[ENTRIES]
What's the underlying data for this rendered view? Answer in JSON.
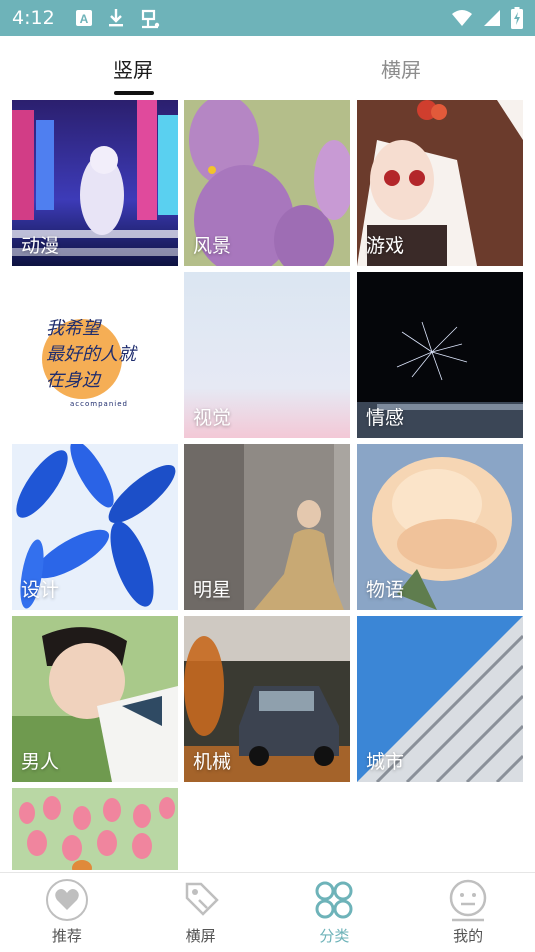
{
  "status_bar": {
    "time": "4:12",
    "left_icons": [
      "a-notification-icon",
      "download-icon",
      "bug-icon"
    ],
    "right_icons": [
      "wifi-icon",
      "signal-icon",
      "battery-charging-icon"
    ],
    "bar_color": "#6eb3b9"
  },
  "tabs": [
    {
      "label": "竖屏",
      "active": true
    },
    {
      "label": "横屏",
      "active": false
    }
  ],
  "categories": [
    {
      "label": "动漫"
    },
    {
      "label": "风景"
    },
    {
      "label": "游戏"
    },
    {
      "label": "",
      "artwork_text": "我希望\n最好的人就\n在身边",
      "artwork_caption": "accompanied"
    },
    {
      "label": "视觉"
    },
    {
      "label": "情感"
    },
    {
      "label": "设计"
    },
    {
      "label": "明星"
    },
    {
      "label": "物语"
    },
    {
      "label": "男人"
    },
    {
      "label": "机械"
    },
    {
      "label": "城市"
    },
    {
      "label": ""
    }
  ],
  "bottom_nav": [
    {
      "label": "推荐",
      "icon": "heart-icon",
      "active": false
    },
    {
      "label": "横屏",
      "icon": "tag-icon",
      "active": false
    },
    {
      "label": "分类",
      "icon": "category-grid-icon",
      "active": true
    },
    {
      "label": "我的",
      "icon": "smiley-profile-icon",
      "active": false
    }
  ],
  "colors": {
    "accent": "#6eb3b9",
    "tab_active": "#1a1a1a",
    "tab_inactive": "#8d8d8d"
  }
}
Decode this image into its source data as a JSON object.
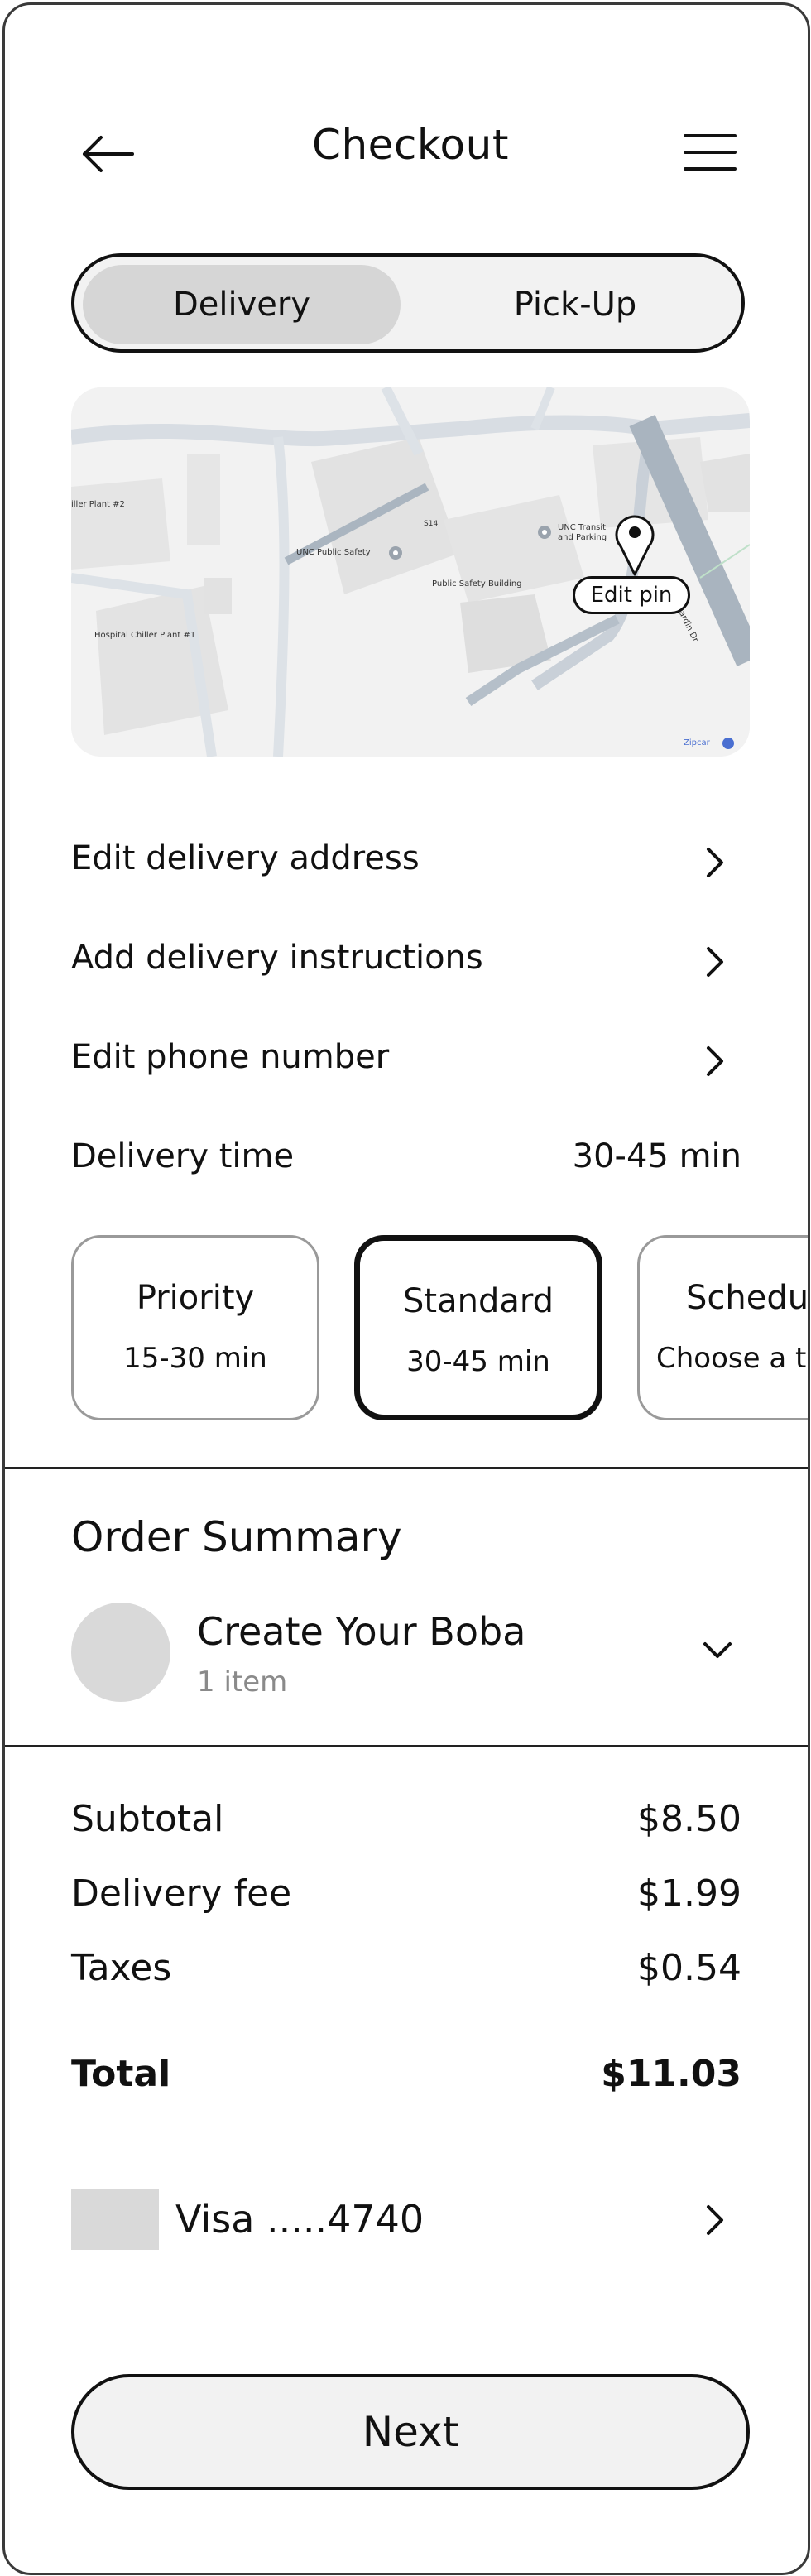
{
  "header": {
    "title": "Checkout",
    "back_icon": "arrow-left-icon",
    "menu_icon": "hamburger-menu-icon"
  },
  "toggle": {
    "options": [
      "Delivery",
      "Pick-Up"
    ],
    "selected": "Delivery"
  },
  "map": {
    "labels": {
      "plant2": "iller Plant #2",
      "safety": "UNC Public Safety",
      "s14": "S14",
      "transit": "UNC Transit and Parking",
      "building": "Public Safety Building",
      "plant1": "Hospital Chiller Plant #1",
      "road": "Paul Hardin Dr",
      "zipcar": "Zipcar"
    },
    "edit_pin_label": "Edit pin"
  },
  "rows": {
    "edit_address": "Edit delivery address",
    "add_instructions": "Add delivery instructions",
    "edit_phone": "Edit phone number",
    "delivery_time_label": "Delivery time",
    "delivery_time_value": "30-45 min"
  },
  "delivery_options": [
    {
      "title": "Priority",
      "subtitle": "15-30 min"
    },
    {
      "title": "Standard",
      "subtitle": "30-45 min"
    },
    {
      "title": "Schedu",
      "subtitle": "Choose a t"
    }
  ],
  "order_summary": {
    "title": "Order Summary",
    "item_name": "Create Your Boba",
    "item_count": "1 item"
  },
  "totals": {
    "subtotal_label": "Subtotal",
    "subtotal_value": "$8.50",
    "delivery_fee_label": "Delivery fee",
    "delivery_fee_value": "$1.99",
    "taxes_label": "Taxes",
    "taxes_value": "$0.54",
    "total_label": "Total",
    "total_value": "$11.03"
  },
  "payment": {
    "card_label": "Visa .....4740"
  },
  "footer": {
    "next_label": "Next"
  }
}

[SET EXERCISE] All of the entries above should be copied exactly, except for the pictures.

[TASK SOLUTION]
What's the underlying data for this rendered view? Answer in JSON.
{
  "status_bar": {
    "time": "4:12",
    "left_icons": [
      "a-notification-icon",
      "download-icon",
      "bug-icon"
    ],
    "right_icons": [
      "wifi-icon",
      "signal-icon",
      "battery-charging-icon"
    ],
    "bar_color": "#6eb3b9"
  },
  "tabs": [
    {
      "label": "竖屏",
      "active": true
    },
    {
      "label": "横屏",
      "active": false
    }
  ],
  "categories": [
    {
      "label": "动漫"
    },
    {
      "label": "风景"
    },
    {
      "label": "游戏"
    },
    {
      "label": "",
      "artwork_text": "我希望\n最好的人就\n在身边",
      "artwork_caption": "accompanied"
    },
    {
      "label": "视觉"
    },
    {
      "label": "情感"
    },
    {
      "label": "设计"
    },
    {
      "label": "明星"
    },
    {
      "label": "物语"
    },
    {
      "label": "男人"
    },
    {
      "label": "机械"
    },
    {
      "label": "城市"
    },
    {
      "label": ""
    }
  ],
  "bottom_nav": [
    {
      "label": "推荐",
      "icon": "heart-icon",
      "active": false
    },
    {
      "label": "横屏",
      "icon": "tag-icon",
      "active": false
    },
    {
      "label": "分类",
      "icon": "category-grid-icon",
      "active": true
    },
    {
      "label": "我的",
      "icon": "smiley-profile-icon",
      "active": false
    }
  ],
  "colors": {
    "accent": "#6eb3b9",
    "tab_active": "#1a1a1a",
    "tab_inactive": "#8d8d8d"
  }
}
Decode this image into its source data as a JSON object.
{
  "header": {
    "title": "Checkout",
    "back_icon": "arrow-left-icon",
    "menu_icon": "hamburger-menu-icon"
  },
  "toggle": {
    "options": [
      "Delivery",
      "Pick-Up"
    ],
    "selected": "Delivery"
  },
  "map": {
    "labels": {
      "plant2": "iller Plant #2",
      "safety": "UNC Public Safety",
      "s14": "S14",
      "transit": "UNC Transit and Parking",
      "building": "Public Safety Building",
      "plant1": "Hospital Chiller Plant #1",
      "road": "Paul Hardin Dr",
      "zipcar": "Zipcar"
    },
    "edit_pin_label": "Edit pin"
  },
  "rows": {
    "edit_address": "Edit delivery address",
    "add_instructions": "Add delivery instructions",
    "edit_phone": "Edit phone number",
    "delivery_time_label": "Delivery time",
    "delivery_time_value": "30-45 min"
  },
  "delivery_options": [
    {
      "title": "Priority",
      "subtitle": "15-30 min"
    },
    {
      "title": "Standard",
      "subtitle": "30-45 min"
    },
    {
      "title": "Schedu",
      "subtitle": "Choose a t"
    }
  ],
  "order_summary": {
    "title": "Order Summary",
    "item_name": "Create Your Boba",
    "item_count": "1 item"
  },
  "totals": {
    "subtotal_label": "Subtotal",
    "subtotal_value": "$8.50",
    "delivery_fee_label": "Delivery fee",
    "delivery_fee_value": "$1.99",
    "taxes_label": "Taxes",
    "taxes_value": "$0.54",
    "total_label": "Total",
    "total_value": "$11.03"
  },
  "payment": {
    "card_label": "Visa .....4740"
  },
  "footer": {
    "next_label": "Next"
  }
}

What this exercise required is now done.